WHAT NEEDS TO BE DONE
Return every line below in which "results" appears.

Structured figure records
--- Start ---

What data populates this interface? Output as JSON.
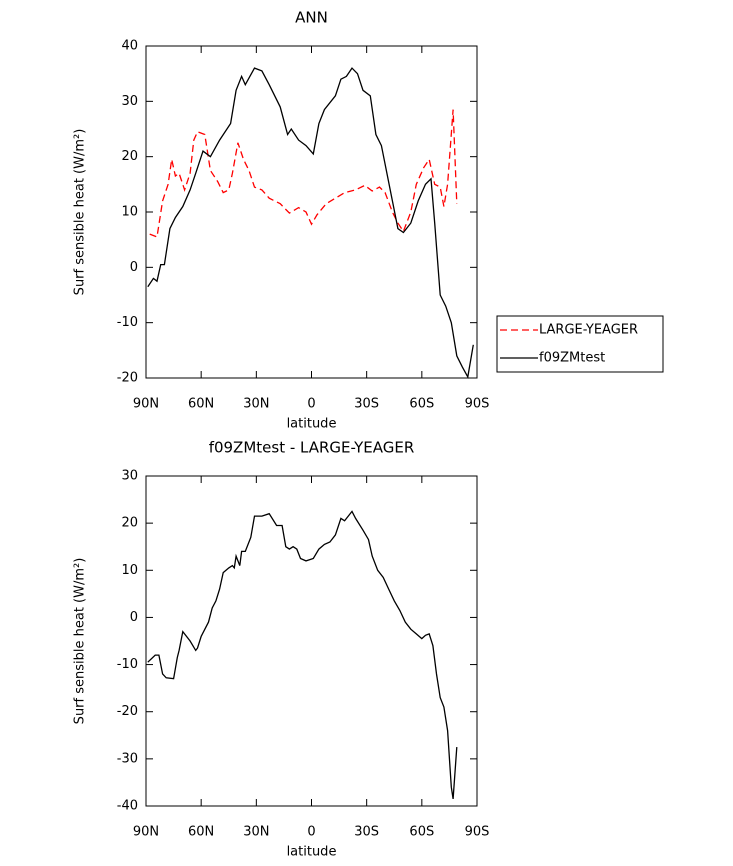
{
  "chart_data": [
    {
      "type": "line",
      "title": "ANN",
      "xlabel": "latitude",
      "ylabel": "Surf sensible heat (W/m²)",
      "xlim": [
        90,
        -90
      ],
      "ylim": [
        -20,
        40
      ],
      "xticks": [
        {
          "value": 90,
          "label": "90N"
        },
        {
          "value": 60,
          "label": "60N"
        },
        {
          "value": 30,
          "label": "30N"
        },
        0,
        {
          "value": -30,
          "label": "30S"
        },
        {
          "value": -60,
          "label": "60S"
        },
        {
          "value": -90,
          "label": "90S"
        }
      ],
      "yticks": [
        -20,
        -10,
        0,
        10,
        20,
        30,
        40
      ],
      "legend": "right",
      "series": [
        {
          "name": "LARGE-YEAGER",
          "color": "#ff0000",
          "linestyle": "dashed",
          "x": [
            88,
            84,
            81,
            78,
            76,
            74,
            72,
            69,
            66,
            64,
            62,
            58,
            55,
            51,
            48,
            45,
            43,
            40,
            37,
            34,
            31,
            27,
            23,
            17,
            12,
            7,
            3,
            0,
            -3,
            -8,
            -13,
            -18,
            -24,
            -29,
            -33,
            -37,
            -40,
            -44,
            -47,
            -50,
            -54,
            -57,
            -61,
            -64,
            -67,
            -70,
            -72,
            -74,
            -77,
            -79
          ],
          "values": [
            6,
            5.5,
            12,
            15,
            19.5,
            16.5,
            17,
            14,
            17,
            23,
            24.5,
            24,
            17.5,
            15.5,
            13.5,
            14,
            17,
            22.5,
            19.5,
            17.5,
            14.5,
            14,
            12.5,
            11.5,
            9.8,
            10.8,
            10,
            7.8,
            9.5,
            11.5,
            12.5,
            13.5,
            14,
            14.8,
            13.8,
            14.5,
            13.5,
            10,
            8,
            6.5,
            10,
            15,
            18,
            19.5,
            15,
            14.5,
            11,
            15,
            28.5,
            11.5
          ]
        },
        {
          "name": "f09ZMtest",
          "color": "#000000",
          "linestyle": "solid",
          "x": [
            89,
            86,
            84,
            82,
            80,
            77,
            74,
            70,
            66,
            63,
            59,
            55,
            50,
            44,
            41,
            38,
            36,
            31,
            27,
            23,
            17,
            13,
            11,
            7,
            3,
            -1,
            -4,
            -7,
            -13,
            -16,
            -19,
            -22,
            -25,
            -28,
            -32,
            -35,
            -38,
            -44,
            -47,
            -50,
            -54,
            -58,
            -62,
            -65,
            -67,
            -70,
            -73,
            -76,
            -79,
            -82,
            -85,
            -88
          ],
          "values": [
            -3.5,
            -2,
            -2.5,
            0.5,
            0.5,
            7,
            9,
            11,
            14,
            17,
            21,
            20,
            23,
            26,
            32,
            34.5,
            33,
            36,
            35.5,
            33,
            29,
            24,
            25,
            23,
            22,
            20.5,
            26,
            28.5,
            31,
            34,
            34.5,
            36,
            35,
            32,
            31,
            24,
            22,
            12,
            7,
            6.3,
            8,
            12,
            15,
            16,
            8,
            -5,
            -7,
            -10,
            -16,
            -18,
            -19.8,
            -14
          ]
        }
      ]
    },
    {
      "type": "line",
      "title": "f09ZMtest - LARGE-YEAGER",
      "xlabel": "latitude",
      "ylabel": "Surf sensible heat (W/m²)",
      "xlim": [
        90,
        -90
      ],
      "ylim": [
        -40,
        30
      ],
      "xticks": [
        {
          "value": 90,
          "label": "90N"
        },
        {
          "value": 60,
          "label": "60N"
        },
        {
          "value": 30,
          "label": "30N"
        },
        0,
        {
          "value": -30,
          "label": "30S"
        },
        {
          "value": -60,
          "label": "60S"
        },
        {
          "value": -90,
          "label": "90S"
        }
      ],
      "yticks": [
        -40,
        -30,
        -20,
        -10,
        0,
        10,
        20,
        30
      ],
      "series": [
        {
          "color": "#000000",
          "linestyle": "solid",
          "x": [
            89,
            85,
            83,
            81,
            79,
            75,
            73,
            72,
            70,
            66,
            63,
            62,
            60,
            56,
            54,
            52,
            50,
            48,
            45,
            43,
            42,
            41,
            39,
            38,
            36,
            33,
            31,
            27,
            23,
            19,
            16,
            14,
            12,
            10,
            8,
            6,
            3,
            -1,
            -4,
            -7,
            -10,
            -13,
            -16,
            -18,
            -22,
            -24,
            -28,
            -31,
            -33,
            -36,
            -39,
            -42,
            -45,
            -48,
            -51,
            -54,
            -57,
            -60,
            -62,
            -64,
            -66,
            -68,
            -70,
            -72,
            -74,
            -76,
            -77,
            -79
          ],
          "values": [
            -9.5,
            -8,
            -8,
            -12,
            -12.8,
            -13,
            -8.5,
            -7,
            -3,
            -5,
            -7,
            -6.5,
            -4,
            -1,
            2,
            3.5,
            6,
            9.5,
            10.5,
            11,
            10.5,
            13,
            11,
            14,
            14,
            17,
            21.5,
            21.5,
            22,
            19.5,
            19.5,
            15,
            14.5,
            15,
            14.5,
            12.5,
            12,
            12.5,
            14.5,
            15.5,
            16,
            17.5,
            21,
            20.5,
            22.5,
            21,
            18.5,
            16.5,
            13,
            10,
            8.5,
            6,
            3.5,
            1.5,
            -1,
            -2.5,
            -3.5,
            -4.5,
            -3.8,
            -3.5,
            -6,
            -12,
            -17,
            -19,
            -24,
            -36,
            -38.5,
            -27.5
          ]
        }
      ]
    }
  ]
}
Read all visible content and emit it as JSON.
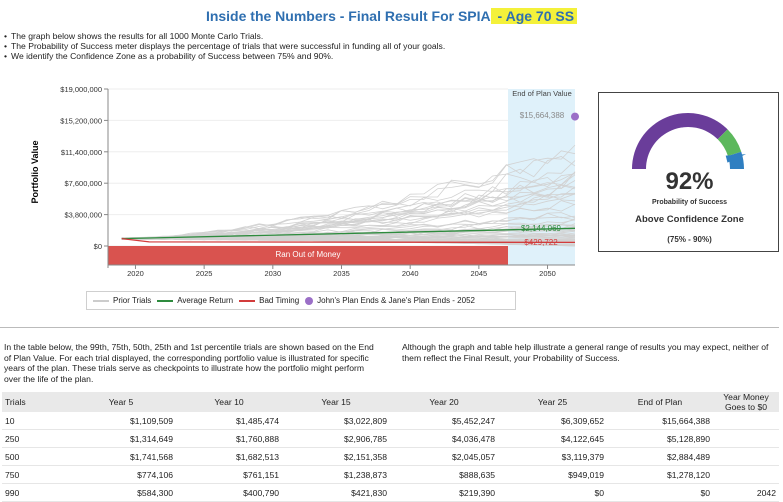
{
  "header": {
    "title_main": "Inside the Numbers - Final Result For SPIA",
    "title_highlight": " - Age 70 SS"
  },
  "bullets": [
    "The graph below shows the results for all 1000 Monte Carlo Trials.",
    "The Probability of Success meter displays the percentage of trials that were successful in funding all of your goals.",
    "We identify the Confidence Zone as a probability of Success between 75% and 90%."
  ],
  "chart_data": {
    "type": "line",
    "ylabel": "Portfolio Value",
    "y_ticks": [
      "$19,000,000",
      "$15,200,000",
      "$11,400,000",
      "$7,600,000",
      "$3,800,000",
      "$0"
    ],
    "y_tick_values": [
      19000000,
      15200000,
      11400000,
      7600000,
      3800000,
      0
    ],
    "ylim": [
      0,
      19000000
    ],
    "x_ticks": [
      "2020",
      "2025",
      "2030",
      "2035",
      "2040",
      "2045",
      "2050"
    ],
    "x_tick_values": [
      2020,
      2025,
      2030,
      2035,
      2040,
      2045,
      2050
    ],
    "xlim": [
      2018,
      2052
    ],
    "series": [
      {
        "name": "Average Return",
        "color": "#2e8b3e",
        "x": [
          2019,
          2052
        ],
        "y": [
          900000,
          2144069
        ]
      },
      {
        "name": "Bad Timing",
        "color": "#d23c3c",
        "x": [
          2019,
          2021,
          2052
        ],
        "y": [
          900000,
          500000,
          429722
        ]
      }
    ],
    "end_of_plan": {
      "label": "End of Plan Value",
      "top_value": "$15,664,388",
      "top_value_num": 15664388,
      "average_value": "$2,144,069",
      "bad_timing_value": "$429,722"
    },
    "ran_out_label": "Ran Out of Money",
    "legend": [
      {
        "label": "Prior Trials",
        "color": "#cccccc"
      },
      {
        "label": "Average Return",
        "color": "#2e8b3e"
      },
      {
        "label": "Bad Timing",
        "color": "#d23c3c"
      },
      {
        "label": "John's Plan Ends & Jane's Plan Ends - 2052",
        "color": "#9b6fc7"
      }
    ],
    "legend_placement": "bottom"
  },
  "gauge": {
    "percent_value": 92,
    "percent_label": "92%",
    "subtitle": "Probability of Success",
    "zone_label": "Above Confidence Zone",
    "range_label": "(75% - 90%)",
    "colors": {
      "low": "#6a3d9a",
      "confidence": "#5cb85c",
      "high": "#2f7fc1"
    }
  },
  "paragraphs": {
    "left": "In the table below, the 99th, 75th, 50th, 25th and 1st percentile trials are shown based on the End of Plan Value. For each trial displayed, the corresponding portfolio value is illustrated for specific years of the plan. These trials serve as checkpoints to illustrate how the portfolio might perform over the life of the plan.",
    "right": "Although the graph and table help illustrate a general range of results you may expect, neither of them reflect the Final Result, your Probability of Success."
  },
  "table": {
    "headers": [
      "Trials",
      "Year 5",
      "Year 10",
      "Year 15",
      "Year 20",
      "Year 25",
      "End of Plan",
      "Year Money Goes to $0"
    ],
    "rows": [
      [
        "10",
        "$1,109,509",
        "$1,485,474",
        "$3,022,809",
        "$5,452,247",
        "$6,309,652",
        "$15,664,388",
        ""
      ],
      [
        "250",
        "$1,314,649",
        "$1,760,888",
        "$2,906,785",
        "$4,036,478",
        "$4,122,645",
        "$5,128,890",
        ""
      ],
      [
        "500",
        "$1,741,568",
        "$1,682,513",
        "$2,151,358",
        "$2,045,057",
        "$3,119,379",
        "$2,884,489",
        ""
      ],
      [
        "750",
        "$774,106",
        "$761,151",
        "$1,238,873",
        "$888,635",
        "$949,019",
        "$1,278,120",
        ""
      ],
      [
        "990",
        "$584,300",
        "$400,790",
        "$421,830",
        "$219,390",
        "$0",
        "$0",
        "2042"
      ]
    ]
  }
}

--- End ---

THE SOLUTION
    "The graph below shows the results for all 1000 Monte Carlo Trials.",
    "right": "Although the graph and table help illustrate a general range of results you may expect, neither of them reflect the Final Result, your Probability of Success."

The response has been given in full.